_Task objective_:
Here are some records; copy every line that holds the word "Båtbranschens".
————————
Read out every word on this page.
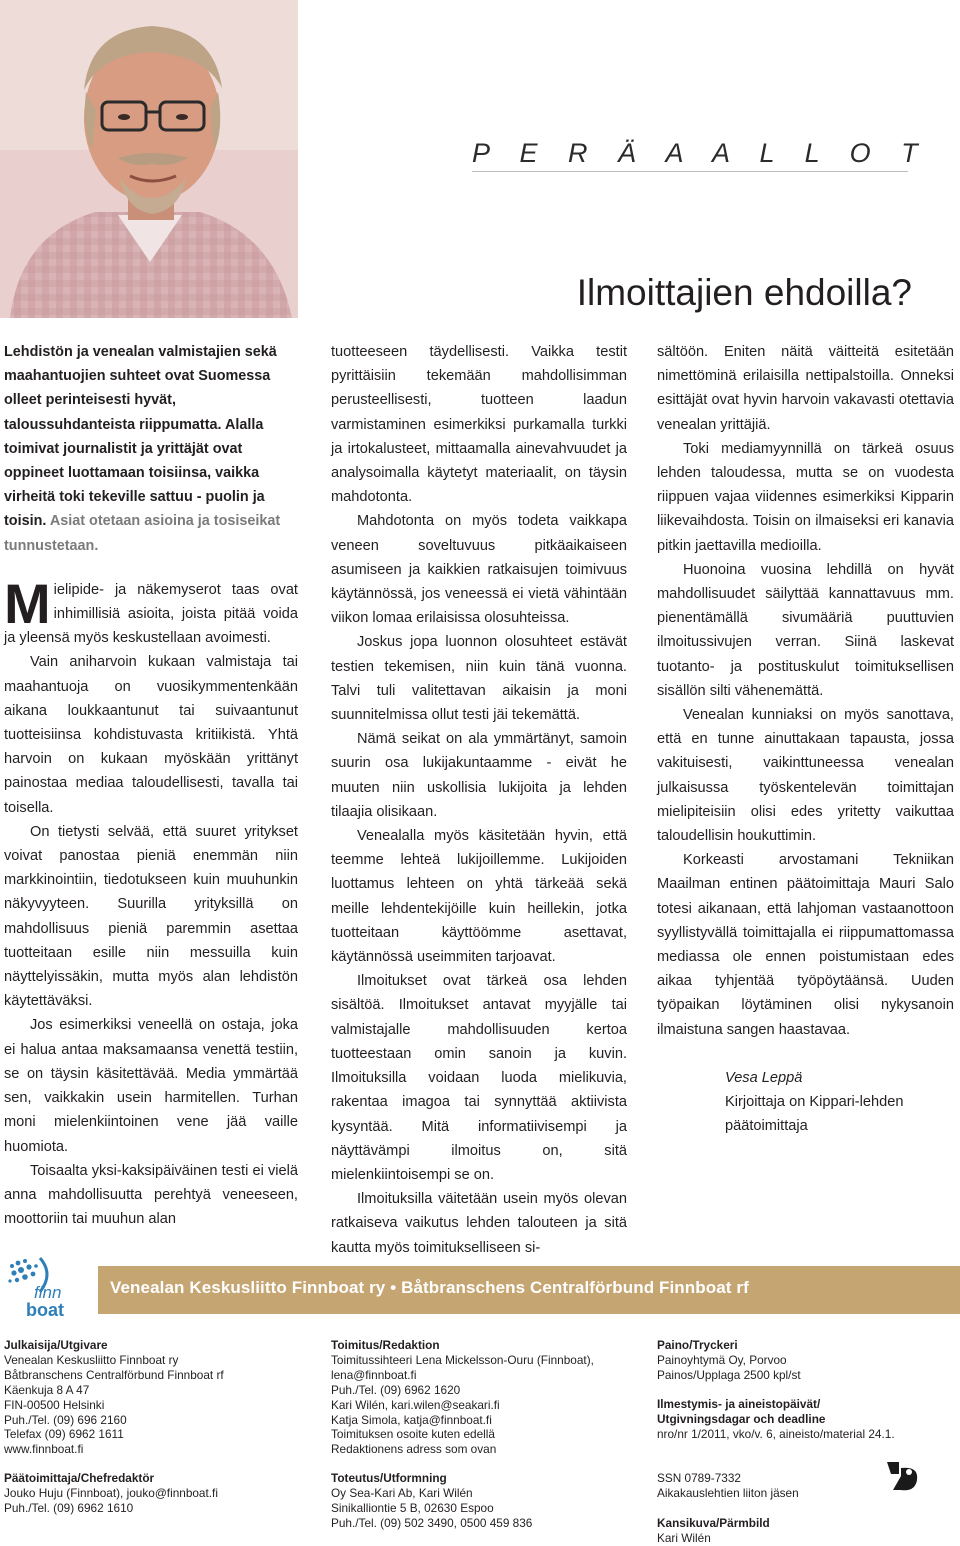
P E R Ä A A L L O T
Ilmoittajien ehdoilla?

Lehdistön ja venealan valmistajien sekä maahantuojien suhteet ovat Suomessa olleet perinteisesti hyvät, taloussuhdanteista riippumatta. Alalla toimivat journalistit ja yrittäjät ovat oppineet luottamaan toisiinsa, vaikka virheitä toki tekeville sattuu - puolin ja toisin. Asiat otetaan asioina ja tosiseikat tunnustetaan.

Mielipide- ja näkemyserot taas ovat inhimillisiä asioita, joista pitää voida ja yleensä myös keskustellaan avoimesti.

Vain aniharvoin kukaan valmistaja tai maahantuoja on vuosikymmentenkään aikana loukkaantunut tai suivaantunut tuotteisiinsa kohdistuvasta kritiikistä. Yhtä harvoin on kukaan myöskään yrittänyt painostaa mediaa taloudellisesti, tavalla tai toisella.

On tietysti selvää, että suuret yritykset voivat panostaa pieniä enemmän niin markkinointiin, tiedotukseen kuin muuhunkin näkyvyyteen. Suurilla yrityksillä on mahdollisuus pieniä paremmin asettaa tuotteitaan esille niin messuilla kuin näyttelyissäkin, mutta myös alan lehdistön käytettäväksi.

Jos esimerkiksi veneellä on ostaja, joka ei halua antaa maksamaansa venettä testiin, se on täysin käsitettävää. Media ymmärtää sen, vaikkakin usein harmitellen. Turhan moni mielenkiintoinen vene jää vaille huomiota.

Toisaalta yksi-kaksipäiväinen testi ei vielä anna mahdollisuutta perehtyä veneeseen, moottoriin tai muuhun alan

tuotteeseen täydellisesti. Vaikka testit pyrittäisiin tekemään mahdollisimman perusteellisesti, tuotteen laadun varmistaminen esimerkiksi purkamalla turkki ja irtokalusteet, mittaamalla ainevahvuudet ja analysoimalla käytetyt materiaalit, on täysin mahdotonta.

Mahdotonta on myös todeta vaikkapa veneen soveltuvuus pitkäaikaiseen asumiseen ja kaikkien ratkaisujen toimivuus käytännössä, jos veneessä ei vietä vähintään viikon lomaa erilaisissa olosuhteissa.

Joskus jopa luonnon olosuhteet estävät testien tekemisen, niin kuin tänä vuonna. Talvi tuli valitettavan aikaisin ja moni suunnitelmissa ollut testi jäi tekemättä.

Nämä seikat on ala ymmärtänyt, samoin suurin osa lukijakuntaamme - eivät he muuten niin uskollisia lukijoita ja lehden tilaajia olisikaan.

Venealalla myös käsitetään hyvin, että teemme lehteä lukijoillemme. Lukijoiden luottamus lehteen on yhtä tärkeää sekä meille lehdentekijöille kuin heillekin, jotka tuotteitaan käyttöömme asettavat, käytännössä useimmiten tarjoavat.

Ilmoitukset ovat tärkeä osa lehden sisältöä. Ilmoitukset antavat myyjälle tai valmistajalle mahdollisuuden kertoa tuotteestaan omin sanoin ja kuvin. Ilmoituksilla voidaan luoda mielikuvia, rakentaa imagoa tai synnyttää aktiivista kysyntää. Mitä informatiivisempi ja näyttävämpi ilmoitus on, sitä mielenkiintoisempi se on.

Ilmoituksilla väitetään usein myös olevan ratkaiseva vaikutus lehden talouteen ja sitä kautta myös toimitukselliseen si-

sältöön. Eniten näitä väitteitä esitetään nimettöminä erilaisilla nettipalstoilla. Onneksi esittäjät ovat hyvin harvoin vakavasti otettavia venealan yrittäjiä.

Toki mediamyynnillä on tärkeä osuus lehden taloudessa, mutta se on vuodesta riippuen vajaa viidennes esimerkiksi Kipparin liikevaihdosta. Toisin on ilmaiseksi eri kanavia pitkin jaettavilla medioilla.

Huonoina vuosina lehdillä on hyvät mahdollisuudet säilyttää kannattavuus mm. pienentämällä sivumääriä puuttuvien ilmoitussivujen verran. Siinä laskevat tuotanto- ja postituskulut toimituksellisen sisällön silti vähenemättä.

Venealan kunniaksi on myös sanottava, että en tunne ainuttakaan tapausta, jossa vakituisesti, vaikinttuneessa venealan julkaisussa työskentelevän toimittajan mielipiteisiin olisi edes yritetty vaikuttaa taloudellisin houkuttimin.

Korkeasti arvostamani Tekniikan Maailman entinen päätoimittaja Mauri Salo totesi aikanaan, että lahjoman vastaanottoon syyllistyvällä toimittajalla ei riippumattomassa mediassa ole ennen poistumistaan edes aikaa tyhjentää työpöytäänsä. Uuden työpaikan löytäminen olisi nykysanoin ilmaistuna sangen haastavaa.

Vesa Leppä
Kirjoittaja on Kippari-lehden
päätoimittaja

Venealan Keskusliitto Finnboat ry • Båtbranschens Centralförbund Finnboat rf
finn
boat
Julkaisija/Utgivare
Venealan Keskusliitto Finnboat ry
Båtbranschens Centralförbund Finnboat rf
Käenkuja 8 A 47
FIN-00500 Helsinki
Puh./Tel. (09) 696 2160
Telefax (09) 6962 1611
www.finnboat.fi
Päätoimittaja/Chefredaktör
Jouko Huju (Finnboat), jouko@finnboat.fi
Puh./Tel. (09) 6962 1610
Toimitus/Redaktion
Toimitussihteeri Lena Mickelsson-Ouru (Finnboat),
lena@finnboat.fi
Puh./Tel. (09) 6962 1620
Kari Wilén, kari.wilen@seakari.fi
Katja Simola, katja@finnboat.fi
Toimituksen osoite kuten edellä
Redaktionens adress som ovan
Toteutus/Utformning
Oy Sea-Kari Ab, Kari Wilén
Sinikalliontie 5 B, 02630 Espoo
Puh./Tel. (09) 502 3490, 0500 459 836
Paino/Tryckeri
Painoyhtymä Oy, Porvoo
Painos/Upplaga 2500 kpl/st
Ilmestymis- ja aineistopäivät/
Utgivningsdagar och deadline
nro/nr 1/2011, vko/v. 6, aineisto/material 24.1.
SSN 0789-7332
Aikakauslehtien liiton jäsen
Kansikuva/Pärmbild
Kari Wilén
————————
_Solution below_:
Venealan Keskusliitto Finnboat ry • Båtbranschens Centralförbund Finnboat rf
Båtbranschens Centralförbund Finnboat rf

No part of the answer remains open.